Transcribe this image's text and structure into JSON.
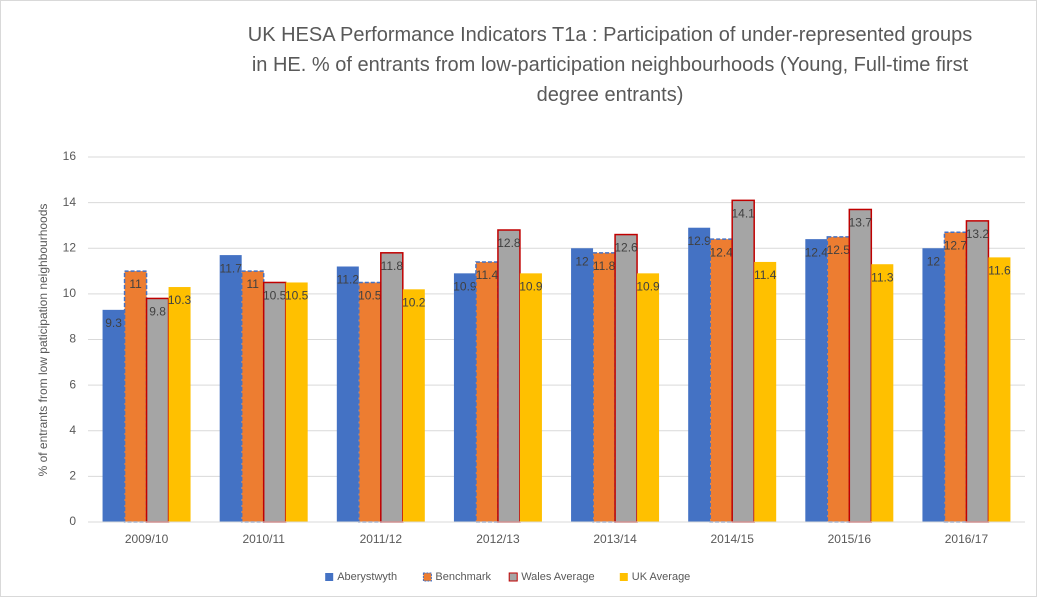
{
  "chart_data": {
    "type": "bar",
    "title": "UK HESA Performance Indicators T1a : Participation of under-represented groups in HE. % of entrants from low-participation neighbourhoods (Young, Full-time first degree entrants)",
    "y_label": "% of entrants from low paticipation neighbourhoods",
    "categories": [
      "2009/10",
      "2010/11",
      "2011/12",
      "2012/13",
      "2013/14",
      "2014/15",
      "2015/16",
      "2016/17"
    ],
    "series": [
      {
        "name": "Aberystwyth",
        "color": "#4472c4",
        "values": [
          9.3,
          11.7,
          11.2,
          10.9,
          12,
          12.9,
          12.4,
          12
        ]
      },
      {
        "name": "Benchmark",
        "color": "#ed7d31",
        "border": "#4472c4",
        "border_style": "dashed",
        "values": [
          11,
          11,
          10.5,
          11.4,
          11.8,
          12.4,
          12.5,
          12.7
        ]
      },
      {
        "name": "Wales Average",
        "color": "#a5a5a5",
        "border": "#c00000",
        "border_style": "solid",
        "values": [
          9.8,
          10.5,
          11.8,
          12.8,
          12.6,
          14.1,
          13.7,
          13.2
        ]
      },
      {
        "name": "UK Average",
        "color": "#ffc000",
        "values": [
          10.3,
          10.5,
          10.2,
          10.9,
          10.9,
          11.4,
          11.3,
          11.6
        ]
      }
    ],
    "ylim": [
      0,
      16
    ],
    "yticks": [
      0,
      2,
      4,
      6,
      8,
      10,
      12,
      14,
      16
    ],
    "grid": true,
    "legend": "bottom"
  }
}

* **Request**:
Reply with one number only: how many lines of the listing hold "name"?

* **The reply**:
4